Given exercise -> Write the entries below out again exactly; any picture in them stays out.

Saved entries
◇ ◇ ◇ ◇ ◇ ◇ ◇
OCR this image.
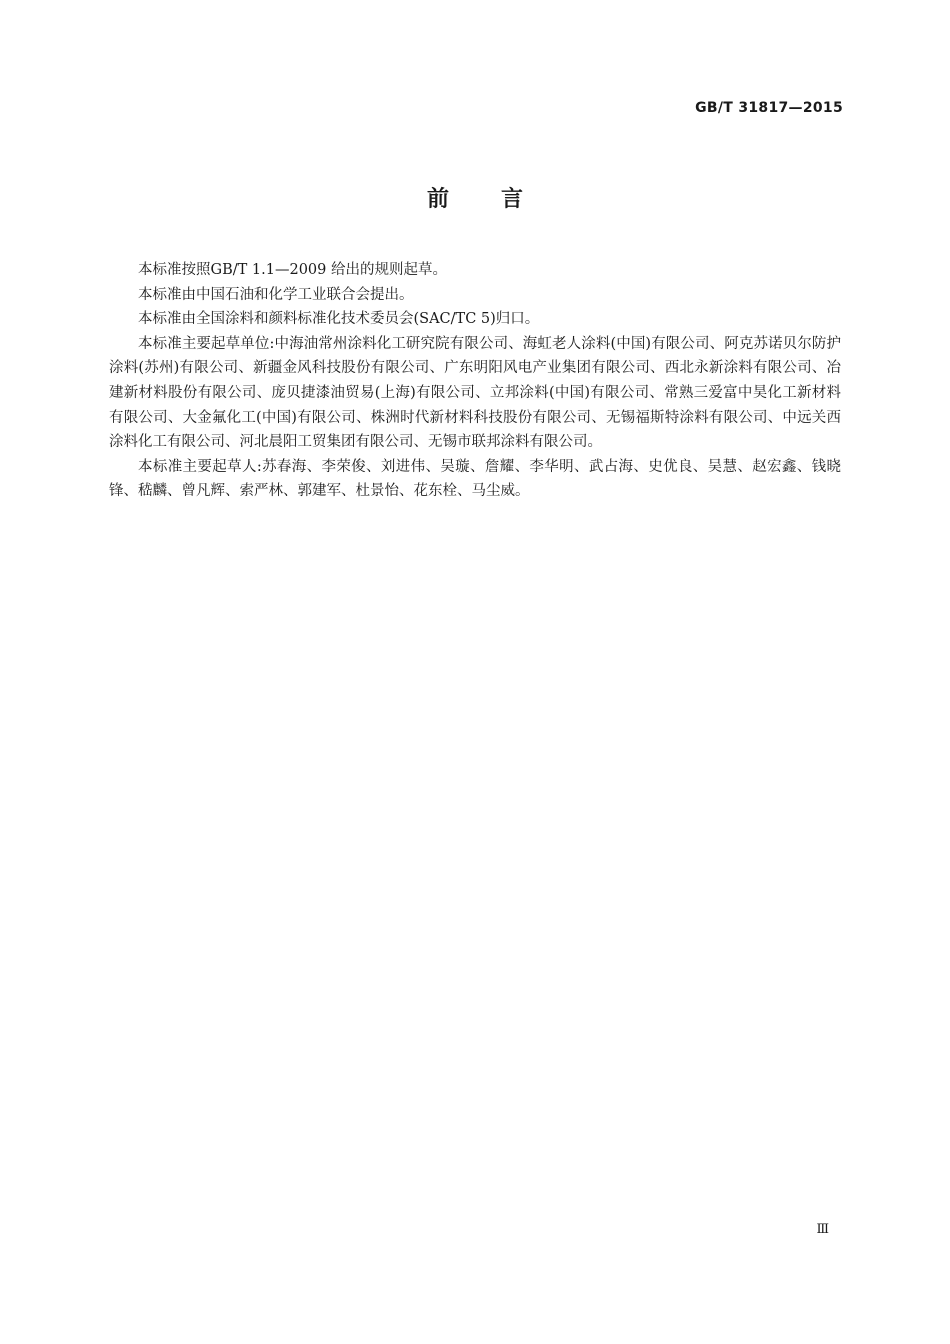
GB/T 31817—2015
前言

本标准按照GB/T 1.1—2009 给出的规则起草。

本标准由中国石油和化学工业联合会提出。

本标准由全国涂料和颜料标准化技术委员会(SAC/TC 5)归口。

本标准主要起草单位:中海油常州涂料化工研究院有限公司、海虹老人涂料(中国)有限公司、阿克苏诺贝尔防护涂料(苏州)有限公司、新疆金风科技股份有限公司、广东明阳风电产业集团有限公司、西北永新涂料有限公司、冶建新材料股份有限公司、庞贝捷漆油贸易(上海)有限公司、立邦涂料(中国)有限公司、常熟三爱富中昊化工新材料有限公司、大金氟化工(中国)有限公司、株洲时代新材料科技股份有限公司、无锡福斯特涂料有限公司、中远关西涂料化工有限公司、河北晨阳工贸集团有限公司、无锡市联邦涂料有限公司。

本标准主要起草人:苏春海、李荣俊、刘进伟、吴璇、詹耀、李华明、武占海、史优良、吴慧、赵宏鑫、钱晓锋、嵇麟、曾凡辉、索严林、郭建军、杜景怡、花东栓、马尘威。

Ⅲ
◇ ◇ ◇ ◇ ◇ ◇ ◇
Problem solution ->
OCR this image.
GB/T 31817—2015
前言

本标准按照GB/T 1.1—2009 给出的规则起草。

本标准由中国石油和化学工业联合会提出。

本标准由全国涂料和颜料标准化技术委员会(SAC/TC 5)归口。

本标准主要起草单位:中海油常州涂料化工研究院有限公司、海虹老人涂料(中国)有限公司、阿克苏诺贝尔防护涂料(苏州)有限公司、新疆金风科技股份有限公司、广东明阳风电产业集团有限公司、西北永新涂料有限公司、冶建新材料股份有限公司、庞贝捷漆油贸易(上海)有限公司、立邦涂料(中国)有限公司、常熟三爱富中昊化工新材料有限公司、大金氟化工(中国)有限公司、株洲时代新材料科技股份有限公司、无锡福斯特涂料有限公司、中远关西涂料化工有限公司、河北晨阳工贸集团有限公司、无锡市联邦涂料有限公司。

本标准主要起草人:苏春海、李荣俊、刘进伟、吴璇、詹耀、李华明、武占海、史优良、吴慧、赵宏鑫、钱晓锋、嵇麟、曾凡辉、索严林、郭建军、杜景怡、花东栓、马尘威。

Ⅲ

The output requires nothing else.